Task brief =
Every line below is to be quoted exactly, with nothing added or dropped.

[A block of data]
====

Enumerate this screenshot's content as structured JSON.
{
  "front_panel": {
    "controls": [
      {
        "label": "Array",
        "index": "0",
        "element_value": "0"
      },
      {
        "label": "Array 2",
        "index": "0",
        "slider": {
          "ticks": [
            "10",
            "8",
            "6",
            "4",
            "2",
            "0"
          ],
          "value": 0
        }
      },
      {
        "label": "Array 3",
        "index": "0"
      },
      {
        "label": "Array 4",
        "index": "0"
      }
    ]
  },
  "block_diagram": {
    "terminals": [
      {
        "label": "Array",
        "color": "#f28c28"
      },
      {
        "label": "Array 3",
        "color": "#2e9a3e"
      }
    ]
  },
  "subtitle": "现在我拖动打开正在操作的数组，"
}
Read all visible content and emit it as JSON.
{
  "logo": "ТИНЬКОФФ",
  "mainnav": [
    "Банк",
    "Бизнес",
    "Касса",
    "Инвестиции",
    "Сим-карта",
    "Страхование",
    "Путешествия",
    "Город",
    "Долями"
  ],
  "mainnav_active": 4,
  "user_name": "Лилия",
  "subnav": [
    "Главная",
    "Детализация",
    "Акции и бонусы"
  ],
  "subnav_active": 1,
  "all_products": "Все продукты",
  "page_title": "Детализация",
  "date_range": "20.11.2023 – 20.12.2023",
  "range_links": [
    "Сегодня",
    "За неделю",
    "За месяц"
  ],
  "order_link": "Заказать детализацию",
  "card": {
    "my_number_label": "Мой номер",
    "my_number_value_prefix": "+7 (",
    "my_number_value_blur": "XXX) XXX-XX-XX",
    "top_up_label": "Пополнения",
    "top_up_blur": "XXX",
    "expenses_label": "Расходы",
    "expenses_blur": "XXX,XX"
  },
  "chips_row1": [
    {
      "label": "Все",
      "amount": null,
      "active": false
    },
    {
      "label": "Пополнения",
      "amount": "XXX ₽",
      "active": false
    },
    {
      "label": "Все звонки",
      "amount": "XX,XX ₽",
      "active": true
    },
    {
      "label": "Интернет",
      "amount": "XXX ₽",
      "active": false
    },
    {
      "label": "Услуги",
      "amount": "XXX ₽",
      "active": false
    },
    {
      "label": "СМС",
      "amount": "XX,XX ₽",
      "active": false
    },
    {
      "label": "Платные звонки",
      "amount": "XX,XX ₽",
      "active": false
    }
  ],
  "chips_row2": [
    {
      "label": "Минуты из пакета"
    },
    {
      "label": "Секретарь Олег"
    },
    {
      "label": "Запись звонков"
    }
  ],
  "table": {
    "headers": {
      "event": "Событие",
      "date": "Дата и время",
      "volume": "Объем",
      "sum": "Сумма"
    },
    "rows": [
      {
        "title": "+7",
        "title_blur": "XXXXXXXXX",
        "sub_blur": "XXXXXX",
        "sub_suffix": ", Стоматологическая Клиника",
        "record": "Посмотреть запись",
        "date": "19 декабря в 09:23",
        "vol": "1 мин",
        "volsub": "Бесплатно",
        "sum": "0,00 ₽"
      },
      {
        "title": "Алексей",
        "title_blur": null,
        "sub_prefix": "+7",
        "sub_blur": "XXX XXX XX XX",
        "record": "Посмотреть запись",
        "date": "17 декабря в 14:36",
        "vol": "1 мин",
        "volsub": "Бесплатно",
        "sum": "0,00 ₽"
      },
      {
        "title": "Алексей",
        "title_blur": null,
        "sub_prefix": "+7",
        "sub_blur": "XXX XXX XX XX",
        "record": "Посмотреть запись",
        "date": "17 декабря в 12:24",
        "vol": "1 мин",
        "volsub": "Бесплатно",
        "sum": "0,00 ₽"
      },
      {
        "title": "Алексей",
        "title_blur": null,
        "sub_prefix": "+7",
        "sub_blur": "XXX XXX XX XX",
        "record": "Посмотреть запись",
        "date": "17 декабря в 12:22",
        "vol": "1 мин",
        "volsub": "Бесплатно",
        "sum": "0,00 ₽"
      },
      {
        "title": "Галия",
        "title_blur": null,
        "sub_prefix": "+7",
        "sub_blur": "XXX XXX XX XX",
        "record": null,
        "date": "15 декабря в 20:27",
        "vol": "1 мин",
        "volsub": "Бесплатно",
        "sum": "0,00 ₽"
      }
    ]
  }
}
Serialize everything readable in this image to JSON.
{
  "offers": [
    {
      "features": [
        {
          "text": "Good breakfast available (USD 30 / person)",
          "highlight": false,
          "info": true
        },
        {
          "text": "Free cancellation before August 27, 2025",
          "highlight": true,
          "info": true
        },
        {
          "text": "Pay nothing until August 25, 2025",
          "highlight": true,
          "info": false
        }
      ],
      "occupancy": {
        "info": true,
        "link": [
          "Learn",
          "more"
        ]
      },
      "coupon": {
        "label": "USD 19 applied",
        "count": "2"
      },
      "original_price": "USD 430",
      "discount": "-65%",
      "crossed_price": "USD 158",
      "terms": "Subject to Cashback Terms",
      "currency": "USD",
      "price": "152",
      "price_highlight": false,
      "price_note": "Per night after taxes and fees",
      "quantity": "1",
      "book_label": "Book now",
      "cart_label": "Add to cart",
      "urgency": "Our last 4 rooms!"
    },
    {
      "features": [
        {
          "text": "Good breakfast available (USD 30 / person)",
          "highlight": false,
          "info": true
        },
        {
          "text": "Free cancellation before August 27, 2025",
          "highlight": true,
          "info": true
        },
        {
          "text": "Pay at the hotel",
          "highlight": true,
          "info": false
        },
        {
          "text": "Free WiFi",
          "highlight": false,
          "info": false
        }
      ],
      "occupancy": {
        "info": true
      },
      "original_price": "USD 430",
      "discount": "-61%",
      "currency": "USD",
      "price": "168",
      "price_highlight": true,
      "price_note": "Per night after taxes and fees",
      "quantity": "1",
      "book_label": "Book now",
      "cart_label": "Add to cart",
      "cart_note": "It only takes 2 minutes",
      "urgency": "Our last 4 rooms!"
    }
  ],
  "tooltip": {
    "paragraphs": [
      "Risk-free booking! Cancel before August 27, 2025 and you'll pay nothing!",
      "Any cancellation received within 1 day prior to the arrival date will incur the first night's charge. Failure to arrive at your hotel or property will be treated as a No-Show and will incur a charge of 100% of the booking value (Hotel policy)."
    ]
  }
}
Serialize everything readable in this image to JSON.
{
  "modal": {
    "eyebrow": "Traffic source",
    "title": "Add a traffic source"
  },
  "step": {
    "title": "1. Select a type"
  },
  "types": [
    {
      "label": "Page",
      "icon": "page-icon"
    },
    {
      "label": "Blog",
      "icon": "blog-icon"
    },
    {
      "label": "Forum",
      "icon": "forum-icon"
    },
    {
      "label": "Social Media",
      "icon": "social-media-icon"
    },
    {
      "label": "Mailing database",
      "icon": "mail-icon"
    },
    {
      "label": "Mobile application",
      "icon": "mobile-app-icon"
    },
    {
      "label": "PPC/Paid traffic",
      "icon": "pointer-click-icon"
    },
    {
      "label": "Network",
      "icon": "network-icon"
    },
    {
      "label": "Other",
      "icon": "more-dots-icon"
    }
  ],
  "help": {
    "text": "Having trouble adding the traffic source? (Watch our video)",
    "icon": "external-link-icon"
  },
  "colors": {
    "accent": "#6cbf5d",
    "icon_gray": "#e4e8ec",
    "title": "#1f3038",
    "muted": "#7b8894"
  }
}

====

Response to the task =
Enumerate this screenshot's content as structured JSON.
{
  "front_panel": {
    "controls": [
      {
        "label": "Array",
        "index": "0",
        "element_value": "0"
      },
      {
        "label": "Array 2",
        "index": "0",
        "slider": {
          "ticks": [
            "10",
            "8",
            "6",
            "4",
            "2",
            "0"
          ],
          "value": 0
        }
      },
      {
        "label": "Array 3",
        "index": "0"
      },
      {
        "label": "Array 4",
        "index": "0"
      }
    ]
  },
  "block_diagram": {
    "terminals": [
      {
        "label": "Array",
        "color": "#f28c28"
      },
      {
        "label": "Array 3",
        "color": "#2e9a3e"
      }
    ]
  },
  "subtitle": "现在我拖动打开正在操作的数组，"
}
Read all visible content and emit it as JSON.
{
  "logo": "ТИНЬКОФФ",
  "mainnav": [
    "Банк",
    "Бизнес",
    "Касса",
    "Инвестиции",
    "Сим-карта",
    "Страхование",
    "Путешествия",
    "Город",
    "Долями"
  ],
  "mainnav_active": 4,
  "user_name": "Лилия",
  "subnav": [
    "Главная",
    "Детализация",
    "Акции и бонусы"
  ],
  "subnav_active": 1,
  "all_products": "Все продукты",
  "page_title": "Детализация",
  "date_range": "20.11.2023 – 20.12.2023",
  "range_links": [
    "Сегодня",
    "За неделю",
    "За месяц"
  ],
  "order_link": "Заказать детализацию",
  "card": {
    "my_number_label": "Мой номер",
    "my_number_value_prefix": "+7 (",
    "my_number_value_blur": "XXX) XXX-XX-XX",
    "top_up_label": "Пополнения",
    "top_up_blur": "XXX",
    "expenses_label": "Расходы",
    "expenses_blur": "XXX,XX"
  },
  "chips_row1": [
    {
      "label": "Все",
      "amount": null,
      "active": false
    },
    {
      "label": "Пополнения",
      "amount": "XXX ₽",
      "active": false
    },
    {
      "label": "Все звонки",
      "amount": "XX,XX ₽",
      "active": true
    },
    {
      "label": "Интернет",
      "amount": "XXX ₽",
      "active": false
    },
    {
      "label": "Услуги",
      "amount": "XXX ₽",
      "active": false
    },
    {
      "label": "СМС",
      "amount": "XX,XX ₽",
      "active": false
    },
    {
      "label": "Платные звонки",
      "amount": "XX,XX ₽",
      "active": false
    }
  ],
  "chips_row2": [
    {
      "label": "Минуты из пакета"
    },
    {
      "label": "Секретарь Олег"
    },
    {
      "label": "Запись звонков"
    }
  ],
  "table": {
    "headers": {
      "event": "Событие",
      "date": "Дата и время",
      "volume": "Объем",
      "sum": "Сумма"
    },
    "rows": [
      {
        "title": "+7",
        "title_blur": "XXXXXXXXX",
        "sub_blur": "XXXXXX",
        "sub_suffix": ", Стоматологическая Клиника",
        "record": "Посмотреть запись",
        "date": "19 декабря в 09:23",
        "vol": "1 мин",
        "volsub": "Бесплатно",
        "sum": "0,00 ₽"
      },
      {
        "title": "Алексей",
        "title_blur": null,
        "sub_prefix": "+7",
        "sub_blur": "XXX XXX XX XX",
        "record": "Посмотреть запись",
        "date": "17 декабря в 14:36",
        "vol": "1 мин",
        "volsub": "Бесплатно",
        "sum": "0,00 ₽"
      },
      {
        "title": "Алексей",
        "title_blur": null,
        "sub_prefix": "+7",
        "sub_blur": "XXX XXX XX XX",
        "record": "Посмотреть запись",
        "date": "17 декабря в 12:24",
        "vol": "1 мин",
        "volsub": "Бесплатно",
        "sum": "0,00 ₽"
      },
      {
        "title": "Алексей",
        "title_blur": null,
        "sub_prefix": "+7",
        "sub_blur": "XXX XXX XX XX",
        "record": "Посмотреть запись",
        "date": "17 декабря в 12:22",
        "vol": "1 мин",
        "volsub": "Бесплатно",
        "sum": "0,00 ₽"
      },
      {
        "title": "Галия",
        "title_blur": null,
        "sub_prefix": "+7",
        "sub_blur": "XXX XXX XX XX",
        "record": null,
        "date": "15 декабря в 20:27",
        "vol": "1 мин",
        "volsub": "Бесплатно",
        "sum": "0,00 ₽"
      }
    ]
  }
}
Serialize everything readable in this image to JSON.
{
  "offers": [
    {
      "features": [
        {
          "text": "Good breakfast available (USD 30 / person)",
          "highlight": false,
          "info": true
        },
        {
          "text": "Free cancellation before August 27, 2025",
          "highlight": true,
          "info": true
        },
        {
          "text": "Pay nothing until August 25, 2025",
          "highlight": true,
          "info": false
        }
      ],
      "occupancy": {
        "info": true,
        "link": [
          "Learn",
          "more"
        ]
      },
      "coupon": {
        "label": "USD 19 applied",
        "count": "2"
      },
      "original_price": "USD 430",
      "discount": "-65%",
      "crossed_price": "USD 158",
      "terms": "Subject to Cashback Terms",
      "currency": "USD",
      "price": "152",
      "price_highlight": false,
      "price_note": "Per night after taxes and fees",
      "quantity": "1",
      "book_label": "Book now",
      "cart_label": "Add to cart",
      "urgency": "Our last 4 rooms!"
    },
    {
      "features": [
        {
          "text": "Good breakfast available (USD 30 / person)",
          "highlight": false,
          "info": true
        },
        {
          "text": "Free cancellation before August 27, 2025",
          "highlight": true,
          "info": true
        },
        {
          "text": "Pay at the hotel",
          "highlight": true,
          "info": false
        },
        {
          "text": "Free WiFi",
          "highlight": false,
          "info": false
        }
      ],
      "occupancy": {
        "info": true
      },
      "original_price": "USD 430",
      "discount": "-61%",
      "currency": "USD",
      "price": "168",
      "price_highlight": true,
      "price_note": "Per night after taxes and fees",
      "quantity": "1",
      "book_label": "Book now",
      "cart_label": "Add to cart",
      "cart_note": "It only takes 2 minutes",
      "urgency": "Our last 4 rooms!"
    }
  ],
  "tooltip": {
    "paragraphs": [
      "Risk-free booking! Cancel before August 27, 2025 and you'll pay nothing!",
      "Any cancellation received within 1 day prior to the arrival date will incur the first night's charge. Failure to arrive at your hotel or property will be treated as a No-Show and will incur a charge of 100% of the booking value (Hotel policy)."
    ]
  }
}
Serialize everything readable in this image to JSON.
{
  "modal": {
    "eyebrow": "Traffic source",
    "title": "Add a traffic source"
  },
  "step": {
    "title": "1. Select a type"
  },
  "types": [
    {
      "label": "Page",
      "icon": "page-icon"
    },
    {
      "label": "Blog",
      "icon": "blog-icon"
    },
    {
      "label": "Forum",
      "icon": "forum-icon"
    },
    {
      "label": "Social Media",
      "icon": "social-media-icon"
    },
    {
      "label": "Mailing database",
      "icon": "mail-icon"
    },
    {
      "label": "Mobile application",
      "icon": "mobile-app-icon"
    },
    {
      "label": "PPC/Paid traffic",
      "icon": "pointer-click-icon"
    },
    {
      "label": "Network",
      "icon": "network-icon"
    },
    {
      "label": "Other",
      "icon": "more-dots-icon"
    }
  ],
  "help": {
    "text": "Having trouble adding the traffic source? (Watch our video)",
    "icon": "external-link-icon"
  },
  "colors": {
    "accent": "#6cbf5d",
    "icon_gray": "#e4e8ec",
    "title": "#1f3038",
    "muted": "#7b8894"
  }
}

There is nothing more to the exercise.